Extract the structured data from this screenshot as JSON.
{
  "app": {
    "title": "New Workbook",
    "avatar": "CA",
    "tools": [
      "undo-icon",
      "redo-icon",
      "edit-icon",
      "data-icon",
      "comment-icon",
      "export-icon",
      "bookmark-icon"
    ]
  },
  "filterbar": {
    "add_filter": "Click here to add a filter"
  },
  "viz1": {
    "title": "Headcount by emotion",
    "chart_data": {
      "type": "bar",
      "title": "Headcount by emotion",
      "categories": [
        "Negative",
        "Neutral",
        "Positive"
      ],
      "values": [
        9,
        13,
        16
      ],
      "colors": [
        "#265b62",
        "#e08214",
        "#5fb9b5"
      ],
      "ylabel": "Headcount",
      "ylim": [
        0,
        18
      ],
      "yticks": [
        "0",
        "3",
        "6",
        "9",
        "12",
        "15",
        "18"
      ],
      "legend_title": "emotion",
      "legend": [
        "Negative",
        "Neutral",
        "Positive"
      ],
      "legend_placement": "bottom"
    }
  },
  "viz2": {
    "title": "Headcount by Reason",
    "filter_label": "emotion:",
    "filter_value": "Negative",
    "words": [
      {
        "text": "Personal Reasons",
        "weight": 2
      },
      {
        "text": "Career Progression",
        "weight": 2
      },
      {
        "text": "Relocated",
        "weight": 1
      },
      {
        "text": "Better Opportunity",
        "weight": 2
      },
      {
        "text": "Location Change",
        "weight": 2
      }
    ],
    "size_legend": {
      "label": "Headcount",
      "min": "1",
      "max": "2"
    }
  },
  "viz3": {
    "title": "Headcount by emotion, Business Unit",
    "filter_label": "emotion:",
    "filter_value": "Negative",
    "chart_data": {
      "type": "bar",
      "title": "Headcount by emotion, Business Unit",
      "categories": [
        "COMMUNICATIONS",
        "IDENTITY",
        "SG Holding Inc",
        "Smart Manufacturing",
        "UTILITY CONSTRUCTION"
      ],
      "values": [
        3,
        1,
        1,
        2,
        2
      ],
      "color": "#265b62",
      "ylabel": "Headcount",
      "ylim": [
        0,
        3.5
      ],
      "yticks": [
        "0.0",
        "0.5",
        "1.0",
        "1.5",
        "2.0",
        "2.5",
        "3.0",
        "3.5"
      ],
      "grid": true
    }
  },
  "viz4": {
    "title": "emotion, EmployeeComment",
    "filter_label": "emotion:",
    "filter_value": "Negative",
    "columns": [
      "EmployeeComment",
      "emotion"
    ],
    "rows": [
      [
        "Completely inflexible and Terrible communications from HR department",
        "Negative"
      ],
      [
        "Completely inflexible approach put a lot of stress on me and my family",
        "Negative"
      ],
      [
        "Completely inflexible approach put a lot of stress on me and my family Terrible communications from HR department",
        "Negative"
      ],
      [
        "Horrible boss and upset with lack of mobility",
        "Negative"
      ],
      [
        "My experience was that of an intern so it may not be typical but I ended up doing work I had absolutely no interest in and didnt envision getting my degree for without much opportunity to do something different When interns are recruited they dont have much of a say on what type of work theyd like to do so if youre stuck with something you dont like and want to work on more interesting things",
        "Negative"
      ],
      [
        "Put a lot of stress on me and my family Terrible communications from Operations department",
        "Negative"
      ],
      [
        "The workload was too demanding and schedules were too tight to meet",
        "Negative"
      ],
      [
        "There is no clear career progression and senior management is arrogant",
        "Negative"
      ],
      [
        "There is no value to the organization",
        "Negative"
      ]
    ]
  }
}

■ ■ ■ ■ ■

Direction –
Copy out each line in the listing that has the word "Terrible".

Result –
        "Completely inflexible and Terrible communications from HR department",
        "Completely inflexible approach put a lot of stress on me and my family Terrible communications from HR department",
        "Put a lot of stress on me and my family Terrible communications from Operations department",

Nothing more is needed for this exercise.